### Task directions
Copy each line containing the word "Tonnen" from the records that follow, please.

### Exercise material
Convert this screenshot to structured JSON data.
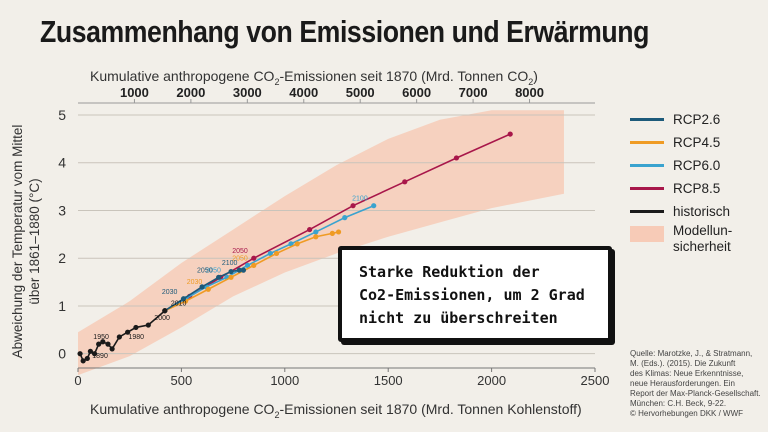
{
  "title": "Zusammenhang von Emissionen und Erwärmung",
  "top_axis": {
    "label_prefix": "Kumulative anthropogene CO",
    "label_mid": "-Emissionen seit 1870 (Mrd. Tonnen CO",
    "label_suffix": ")",
    "sub": "2",
    "ticks": [
      1000,
      2000,
      3000,
      4000,
      5000,
      6000,
      7000,
      8000
    ]
  },
  "bottom_axis": {
    "label_prefix": "Kumulative anthropogene CO",
    "label_suffix": "-Emissionen seit 1870 (Mrd. Tonnen Kohlenstoff)",
    "sub": "2"
  },
  "legend": {
    "items": [
      {
        "label": "RCP2.6",
        "color": "#1d5a7a"
      },
      {
        "label": "RCP4.5",
        "color": "#ef9b24"
      },
      {
        "label": "RCP6.0",
        "color": "#3aa3cf"
      },
      {
        "label": "RCP8.5",
        "color": "#a8174a"
      },
      {
        "label": "historisch",
        "color": "#1a1a1a"
      }
    ],
    "band_label": "Modellun-sicherheit"
  },
  "callout": {
    "line1": "Starke Reduktion der",
    "line2": "Co2-Emissionen, um 2 Grad",
    "line3": "nicht zu überschreiten"
  },
  "source": {
    "line1": "Quelle: Marotzke, J., & Stratmann,",
    "line2": "M. (Eds.). (2015). Die Zukunft",
    "line3": "des Klimas: Neue Erkenntnisse,",
    "line4": "neue Herausforderungen. Ein",
    "line5": "Report der Max-Planck-Gesellschaft.",
    "line6": "München: C.H. Beck, 9-22.",
    "line7": "© Hervorhebungen DKK / WWF"
  },
  "chart_data": {
    "type": "line",
    "title": "Zusammenhang von Emissionen und Erwärmung",
    "xlabel": "Kumulative anthropogene CO2-Emissionen seit 1870 (Mrd. Tonnen Kohlenstoff)",
    "x2label": "Kumulative anthropogene CO2-Emissionen seit 1870 (Mrd. Tonnen CO2)",
    "ylabel": "Abweichung der Temperatur vom Mittel über 1861–1880 (°C)",
    "xlim": [
      0,
      2500
    ],
    "ylim": [
      -0.3,
      5
    ],
    "x_ticks": [
      0,
      500,
      1000,
      1500,
      2000,
      2500
    ],
    "y_ticks": [
      0,
      1,
      2,
      3,
      4,
      5
    ],
    "grid": "horizontal",
    "legend_position": "right",
    "series": [
      {
        "name": "historisch",
        "color": "#1a1a1a",
        "x": [
          10,
          25,
          45,
          60,
          80,
          100,
          120,
          145,
          165,
          200,
          240,
          280,
          340,
          420
        ],
        "y": [
          0.0,
          -0.15,
          -0.1,
          0.05,
          0.0,
          0.2,
          0.25,
          0.2,
          0.1,
          0.35,
          0.45,
          0.55,
          0.6,
          0.9
        ],
        "labels": [
          {
            "x": 45,
            "y": 0.2,
            "text": "1950"
          },
          {
            "x": 40,
            "y": -0.2,
            "text": "1890"
          },
          {
            "x": 215,
            "y": 0.2,
            "text": "1980"
          },
          {
            "x": 340,
            "y": 0.6,
            "text": "2000"
          },
          {
            "x": 420,
            "y": 0.9,
            "text": "2010"
          }
        ]
      },
      {
        "name": "RCP2.6",
        "color": "#1d5a7a",
        "x": [
          420,
          510,
          600,
          680,
          740,
          780,
          800
        ],
        "y": [
          0.9,
          1.15,
          1.4,
          1.6,
          1.72,
          1.75,
          1.75
        ],
        "labels": [
          {
            "x": 510,
            "y": 1.15,
            "text": "2030"
          },
          {
            "x": 680,
            "y": 1.6,
            "text": "2050"
          },
          {
            "x": 800,
            "y": 1.75,
            "text": "2100"
          }
        ]
      },
      {
        "name": "RCP4.5",
        "color": "#ef9b24",
        "x": [
          420,
          520,
          630,
          740,
          850,
          960,
          1060,
          1150,
          1230,
          1260
        ],
        "y": [
          0.9,
          1.1,
          1.35,
          1.6,
          1.85,
          2.1,
          2.3,
          2.45,
          2.52,
          2.55
        ],
        "labels": [
          {
            "x": 630,
            "y": 1.35,
            "text": "2030"
          },
          {
            "x": 850,
            "y": 1.85,
            "text": "2050"
          }
        ]
      },
      {
        "name": "RCP6.0",
        "color": "#3aa3cf",
        "x": [
          420,
          520,
          620,
          720,
          820,
          930,
          1030,
          1150,
          1290,
          1430
        ],
        "y": [
          0.9,
          1.15,
          1.4,
          1.6,
          1.85,
          2.1,
          2.3,
          2.55,
          2.85,
          3.1
        ],
        "labels": [
          {
            "x": 720,
            "y": 1.6,
            "text": "2050"
          },
          {
            "x": 1430,
            "y": 3.1,
            "text": "2100"
          }
        ]
      },
      {
        "name": "RCP8.5",
        "color": "#a8174a",
        "x": [
          420,
          540,
          690,
          850,
          1120,
          1330,
          1580,
          1830,
          2090
        ],
        "y": [
          0.9,
          1.2,
          1.6,
          2.0,
          2.6,
          3.1,
          3.6,
          4.1,
          4.6
        ],
        "labels": [
          {
            "x": 850,
            "y": 2.0,
            "text": "2050"
          }
        ]
      }
    ],
    "uncertainty_band": {
      "name": "Modellunsicherheit",
      "x": [
        0,
        250,
        500,
        750,
        1000,
        1250,
        1500,
        1750,
        2000,
        2350
      ],
      "upper": [
        0.45,
        1.1,
        1.9,
        2.6,
        3.3,
        3.95,
        4.5,
        4.9,
        5.1,
        5.1
      ],
      "lower": [
        -0.45,
        -0.05,
        0.55,
        1.2,
        1.7,
        2.1,
        2.45,
        2.75,
        3.05,
        3.35
      ]
    }
  }
}
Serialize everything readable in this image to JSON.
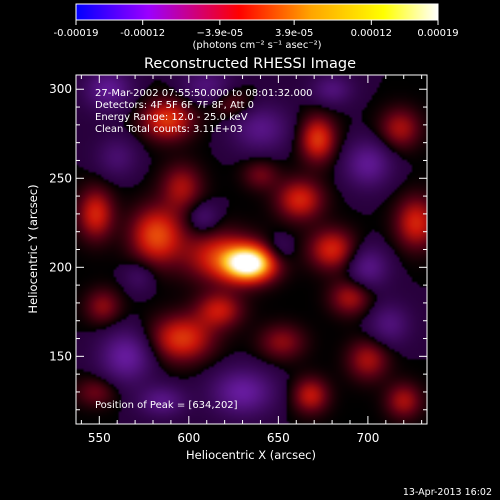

### Solution
    "label_mid": "-Emissionen seit 1870 (Mrd. Tonnen CO",
    "label_suffix": "-Emissionen seit 1870 (Mrd. Tonnen Kohlenstoff)",
    "xlabel": "Kumulative anthropogene CO2-Emissionen seit 1870 (Mrd. Tonnen Kohlenstoff)",
    "x2label": "Kumulative anthropogene CO2-Emissionen seit 1870 (Mrd. Tonnen CO2)",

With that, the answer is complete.